→ PROBLEM REQUIREMENTS
Make an exact copy of the records, with the pictures left out.

#### DATA IN THIS EXERCISE ####

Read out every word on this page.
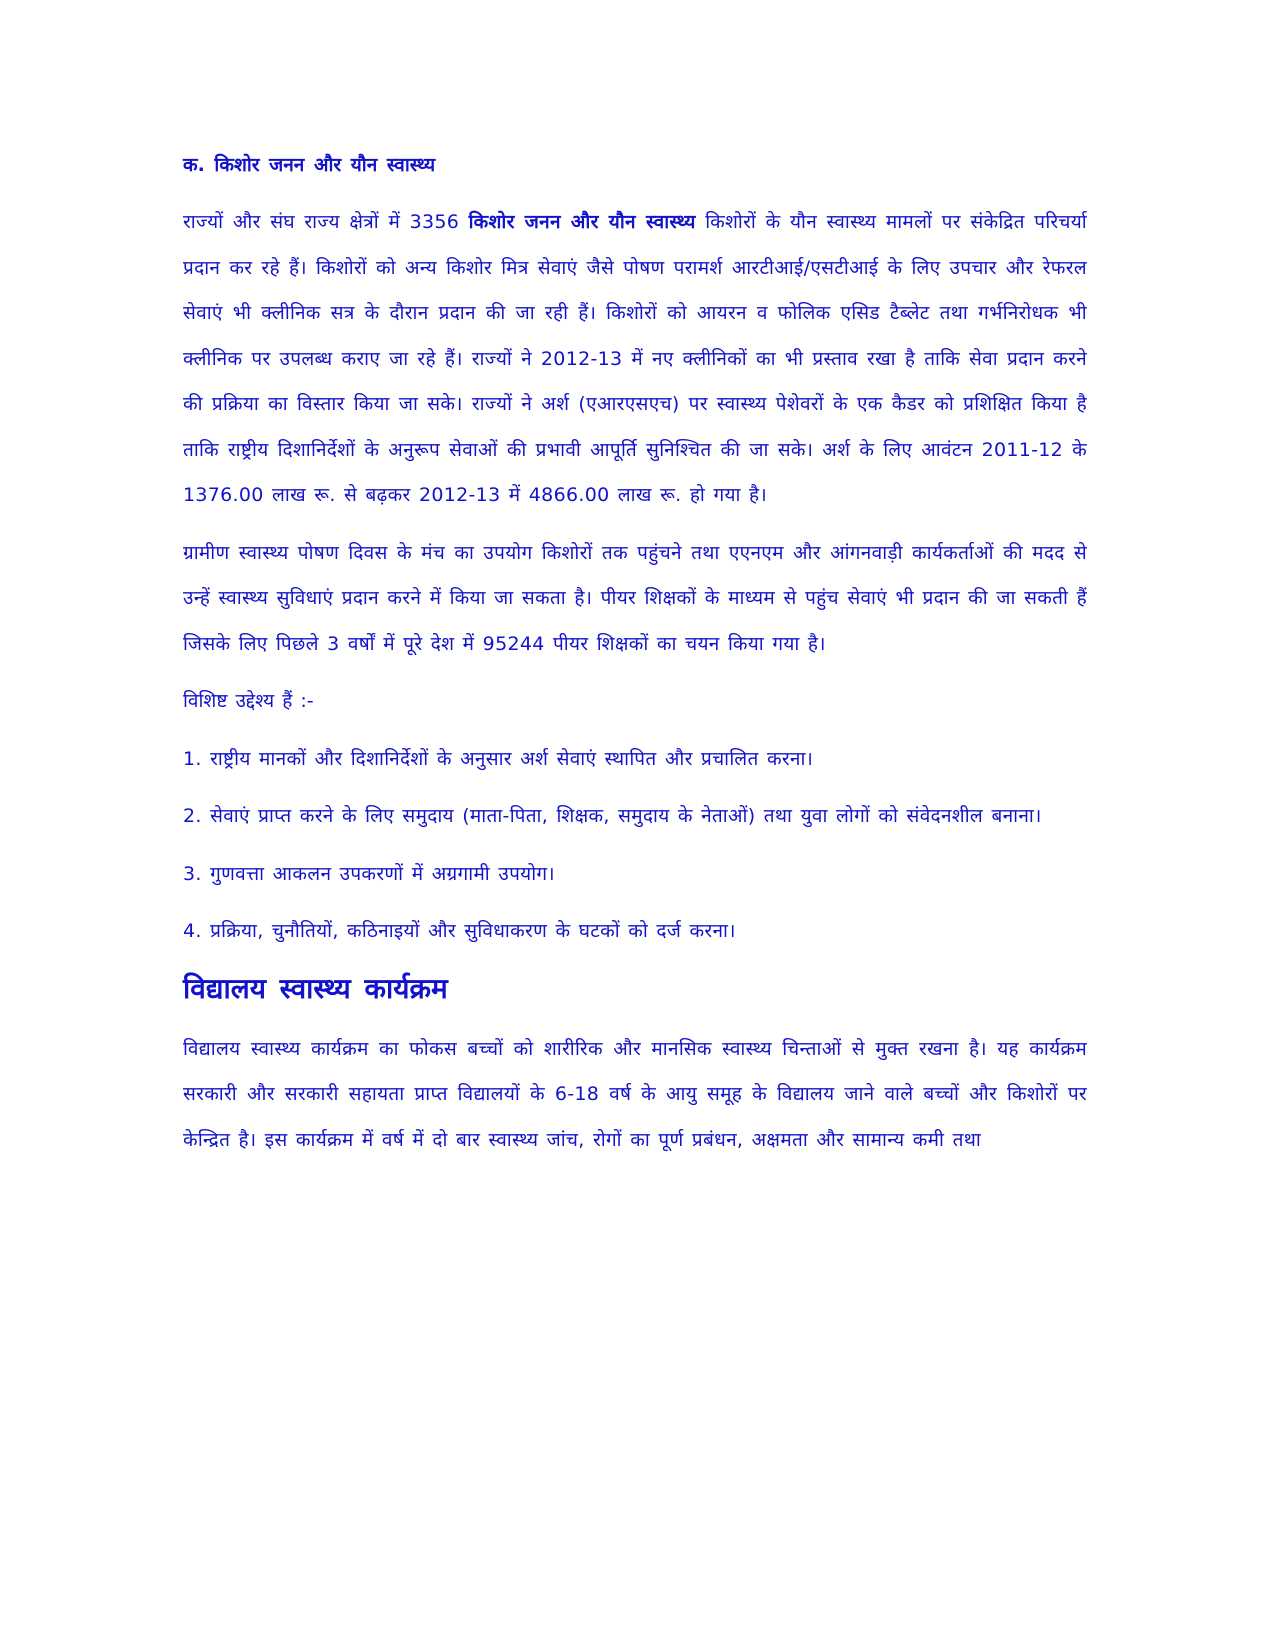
क. किशोर जनन और यौन स्वास्थ्य

राज्यों और संघ राज्य क्षेत्रों में 3356 किशोर जनन और यौन स्वास्थ्य किशोरों के यौन स्वास्थ्य मामलों पर संकेद्रित परिचर्या प्रदान कर रहे हैं। किशोरों को अन्य किशोर मित्र सेवाएं जैसे पोषण परामर्श आरटीआई/एसटीआई के लिए उपचार और रेफरल सेवाएं भी क्लीनिक सत्र के दौरान प्रदान की जा रही हैं। किशोरों को आयरन व फोलिक एसिड टैब्लेट तथा गर्भनिरोधक भी क्लीनिक पर उपलब्ध कराए जा रहे हैं। राज्यों ने 2012-13 में नए क्लीनिकों का भी प्रस्ताव रखा है ताकि सेवा प्रदान करने की प्रक्रिया का विस्तार किया जा सके। राज्यों ने अर्श (एआरएसएच) पर स्वास्थ्य पेशेवरों के एक कैडर को प्रशिक्षित किया है ताकि राष्ट्रीय दिशानिर्देशों के अनुरूप सेवाओं की प्रभावी आपूर्ति सुनिश्चित की जा सके। अर्श के लिए आवंटन 2011-12 के 1376.00 लाख रू. से बढ़कर 2012-13 में 4866.00 लाख रू. हो गया है।

ग्रामीण स्वास्थ्य पोषण दिवस के मंच का उपयोग किशोरों तक पहुंचने तथा एएनएम और आंगनवाड़ी कार्यकर्ताओं की मदद से उन्हें स्वास्थ्य सुविधाएं प्रदान करने में किया जा सकता है। पीयर शिक्षकों के माध्यम से पहुंच सेवाएं भी प्रदान की जा सकती हैं जिसके लिए पिछले 3 वर्षों में पूरे देश में 95244 पीयर शिक्षकों का चयन किया गया है।

विशिष्ट उद्देश्य हैं :-

1. राष्ट्रीय मानकों और दिशानिर्देशों के अनुसार अर्श सेवाएं स्थापित और प्रचालित करना।

2. सेवाएं प्राप्त करने के लिए समुदाय (माता-पिता, शिक्षक, समुदाय के नेताओं) तथा युवा लोगों को संवेदनशील बनाना।

3. गुणवत्ता आकलन उपकरणों में अग्रगामी उपयोग।

4. प्रक्रिया, चुनौतियों, कठिनाइयों और सुविधाकरण के घटकों को दर्ज करना।

विद्यालय स्वास्थ्य कार्यक्रम

विद्यालय स्वास्थ्य कार्यक्रम का फोकस बच्चों को शारीरिक और मानसिक स्वास्थ्य चिन्ताओं से मुक्त रखना है। यह कार्यक्रम सरकारी और सरकारी सहायता प्राप्त विद्यालयों के 6-18 वर्ष के आयु समूह के विद्यालय जाने वाले बच्चों और किशोरों पर केन्द्रित है। इस कार्यक्रम में वर्ष में दो बार स्वास्थ्य जांच, रोगों का पूर्ण प्रबंधन, अक्षमता और सामान्य कमी तथा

####

→ IN RESPONSE
Read out every word on this page.
क. किशोर जनन और यौन स्वास्थ्य

राज्यों और संघ राज्य क्षेत्रों में 3356 किशोर जनन और यौन स्वास्थ्य किशोरों के यौन स्वास्थ्य मामलों पर संकेद्रित परिचर्या प्रदान कर रहे हैं। किशोरों को अन्य किशोर मित्र सेवाएं जैसे पोषण परामर्श आरटीआई/एसटीआई के लिए उपचार और रेफरल सेवाएं भी क्लीनिक सत्र के दौरान प्रदान की जा रही हैं। किशोरों को आयरन व फोलिक एसिड टैब्लेट तथा गर्भनिरोधक भी क्लीनिक पर उपलब्ध कराए जा रहे हैं। राज्यों ने 2012-13 में नए क्लीनिकों का भी प्रस्ताव रखा है ताकि सेवा प्रदान करने की प्रक्रिया का विस्तार किया जा सके। राज्यों ने अर्श (एआरएसएच) पर स्वास्थ्य पेशेवरों के एक कैडर को प्रशिक्षित किया है ताकि राष्ट्रीय दिशानिर्देशों के अनुरूप सेवाओं की प्रभावी आपूर्ति सुनिश्चित की जा सके। अर्श के लिए आवंटन 2011-12 के 1376.00 लाख रू. से बढ़कर 2012-13 में 4866.00 लाख रू. हो गया है।

ग्रामीण स्वास्थ्य पोषण दिवस के मंच का उपयोग किशोरों तक पहुंचने तथा एएनएम और आंगनवाड़ी कार्यकर्ताओं की मदद से उन्हें स्वास्थ्य सुविधाएं प्रदान करने में किया जा सकता है। पीयर शिक्षकों के माध्यम से पहुंच सेवाएं भी प्रदान की जा सकती हैं जिसके लिए पिछले 3 वर्षों में पूरे देश में 95244 पीयर शिक्षकों का चयन किया गया है।

विशिष्ट उद्देश्य हैं :-

1. राष्ट्रीय मानकों और दिशानिर्देशों के अनुसार अर्श सेवाएं स्थापित और प्रचालित करना।

2. सेवाएं प्राप्त करने के लिए समुदाय (माता-पिता, शिक्षक, समुदाय के नेताओं) तथा युवा लोगों को संवेदनशील बनाना।

3. गुणवत्ता आकलन उपकरणों में अग्रगामी उपयोग।

4. प्रक्रिया, चुनौतियों, कठिनाइयों और सुविधाकरण के घटकों को दर्ज करना।

विद्यालय स्वास्थ्य कार्यक्रम

विद्यालय स्वास्थ्य कार्यक्रम का फोकस बच्चों को शारीरिक और मानसिक स्वास्थ्य चिन्ताओं से मुक्त रखना है। यह कार्यक्रम सरकारी और सरकारी सहायता प्राप्त विद्यालयों के 6-18 वर्ष के आयु समूह के विद्यालय जाने वाले बच्चों और किशोरों पर केन्द्रित है। इस कार्यक्रम में वर्ष में दो बार स्वास्थ्य जांच, रोगों का पूर्ण प्रबंधन, अक्षमता और सामान्य कमी तथा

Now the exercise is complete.